Task statement. Search the listing for the string "JSON" and copy every line that contains it.

>>>>

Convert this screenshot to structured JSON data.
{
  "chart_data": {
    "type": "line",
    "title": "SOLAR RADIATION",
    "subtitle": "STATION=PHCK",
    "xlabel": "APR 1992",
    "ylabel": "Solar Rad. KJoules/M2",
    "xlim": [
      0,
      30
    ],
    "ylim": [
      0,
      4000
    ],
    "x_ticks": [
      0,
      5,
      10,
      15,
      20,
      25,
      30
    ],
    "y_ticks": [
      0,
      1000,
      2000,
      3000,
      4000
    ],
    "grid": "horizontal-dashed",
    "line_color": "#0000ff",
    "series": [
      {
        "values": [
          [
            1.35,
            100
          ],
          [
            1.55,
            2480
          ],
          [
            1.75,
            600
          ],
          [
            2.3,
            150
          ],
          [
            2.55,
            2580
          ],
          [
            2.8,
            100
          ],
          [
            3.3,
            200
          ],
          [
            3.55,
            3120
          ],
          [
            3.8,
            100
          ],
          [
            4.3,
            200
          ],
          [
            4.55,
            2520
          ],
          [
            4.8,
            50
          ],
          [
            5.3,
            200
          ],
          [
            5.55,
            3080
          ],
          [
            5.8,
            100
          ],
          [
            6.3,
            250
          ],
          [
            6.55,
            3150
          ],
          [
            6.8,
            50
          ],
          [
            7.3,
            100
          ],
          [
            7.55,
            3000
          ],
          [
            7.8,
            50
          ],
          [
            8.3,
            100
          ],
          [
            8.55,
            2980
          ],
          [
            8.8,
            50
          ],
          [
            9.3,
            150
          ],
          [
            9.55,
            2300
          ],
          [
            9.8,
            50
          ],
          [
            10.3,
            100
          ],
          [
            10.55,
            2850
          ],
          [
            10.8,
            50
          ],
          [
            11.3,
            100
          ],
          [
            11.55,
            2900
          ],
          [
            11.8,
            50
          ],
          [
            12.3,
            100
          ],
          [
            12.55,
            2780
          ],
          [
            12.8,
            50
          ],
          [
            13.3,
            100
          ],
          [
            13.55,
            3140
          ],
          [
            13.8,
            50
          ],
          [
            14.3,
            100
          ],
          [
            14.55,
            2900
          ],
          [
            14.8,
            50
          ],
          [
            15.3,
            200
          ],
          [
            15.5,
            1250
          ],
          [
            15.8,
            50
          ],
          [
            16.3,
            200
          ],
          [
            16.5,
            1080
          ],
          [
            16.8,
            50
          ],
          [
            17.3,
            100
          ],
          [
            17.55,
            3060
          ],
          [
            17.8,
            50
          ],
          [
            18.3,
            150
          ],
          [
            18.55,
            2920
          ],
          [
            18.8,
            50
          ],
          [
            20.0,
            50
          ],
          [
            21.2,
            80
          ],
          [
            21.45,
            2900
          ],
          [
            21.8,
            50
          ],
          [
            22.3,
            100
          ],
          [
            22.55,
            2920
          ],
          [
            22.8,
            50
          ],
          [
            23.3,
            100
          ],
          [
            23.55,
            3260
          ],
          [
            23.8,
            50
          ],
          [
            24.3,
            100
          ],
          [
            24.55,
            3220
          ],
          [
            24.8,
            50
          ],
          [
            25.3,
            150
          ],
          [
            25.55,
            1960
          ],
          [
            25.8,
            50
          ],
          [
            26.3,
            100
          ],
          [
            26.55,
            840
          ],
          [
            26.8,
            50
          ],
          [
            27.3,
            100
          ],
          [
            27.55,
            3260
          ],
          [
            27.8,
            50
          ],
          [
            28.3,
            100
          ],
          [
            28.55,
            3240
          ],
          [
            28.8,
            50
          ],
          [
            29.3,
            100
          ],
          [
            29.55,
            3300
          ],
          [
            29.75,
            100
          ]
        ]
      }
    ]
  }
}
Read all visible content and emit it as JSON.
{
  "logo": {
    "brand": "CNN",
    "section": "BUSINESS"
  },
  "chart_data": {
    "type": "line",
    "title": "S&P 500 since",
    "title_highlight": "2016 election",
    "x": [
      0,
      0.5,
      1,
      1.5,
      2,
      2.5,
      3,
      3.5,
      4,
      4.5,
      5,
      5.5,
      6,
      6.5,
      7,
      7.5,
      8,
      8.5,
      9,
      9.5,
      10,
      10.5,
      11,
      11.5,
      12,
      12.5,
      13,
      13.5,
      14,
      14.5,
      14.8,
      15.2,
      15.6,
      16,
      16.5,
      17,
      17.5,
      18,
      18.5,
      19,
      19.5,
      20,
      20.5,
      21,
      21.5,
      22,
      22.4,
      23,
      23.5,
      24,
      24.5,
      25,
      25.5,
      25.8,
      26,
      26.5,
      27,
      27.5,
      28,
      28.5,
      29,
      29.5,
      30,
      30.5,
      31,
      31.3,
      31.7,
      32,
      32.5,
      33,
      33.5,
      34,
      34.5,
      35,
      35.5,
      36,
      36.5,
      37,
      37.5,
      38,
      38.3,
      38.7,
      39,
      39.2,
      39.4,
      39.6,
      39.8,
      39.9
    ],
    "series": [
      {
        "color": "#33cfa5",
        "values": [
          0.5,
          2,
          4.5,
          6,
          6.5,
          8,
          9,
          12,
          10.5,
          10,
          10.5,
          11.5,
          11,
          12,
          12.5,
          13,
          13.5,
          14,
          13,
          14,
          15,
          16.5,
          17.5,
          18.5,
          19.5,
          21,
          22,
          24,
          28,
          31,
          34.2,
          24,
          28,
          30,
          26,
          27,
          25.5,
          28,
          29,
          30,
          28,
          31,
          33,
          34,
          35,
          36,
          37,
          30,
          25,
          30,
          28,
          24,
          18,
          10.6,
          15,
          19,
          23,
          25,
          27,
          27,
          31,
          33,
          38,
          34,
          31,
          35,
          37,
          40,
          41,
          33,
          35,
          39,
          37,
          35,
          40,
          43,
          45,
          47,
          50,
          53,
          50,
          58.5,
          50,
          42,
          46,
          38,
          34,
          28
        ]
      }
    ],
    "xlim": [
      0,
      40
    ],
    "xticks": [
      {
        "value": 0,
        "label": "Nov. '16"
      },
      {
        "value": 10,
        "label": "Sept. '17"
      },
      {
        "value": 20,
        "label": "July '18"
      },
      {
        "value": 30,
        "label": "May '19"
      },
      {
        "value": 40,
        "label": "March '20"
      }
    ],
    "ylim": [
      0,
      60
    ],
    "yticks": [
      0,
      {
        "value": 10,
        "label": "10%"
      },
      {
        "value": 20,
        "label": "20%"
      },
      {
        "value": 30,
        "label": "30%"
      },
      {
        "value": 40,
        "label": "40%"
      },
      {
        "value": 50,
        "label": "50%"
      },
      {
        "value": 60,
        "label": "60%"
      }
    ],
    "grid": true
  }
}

<<<<

Written reply.
Convert this screenshot to structured JSON data.
Read all visible content and emit it as JSON.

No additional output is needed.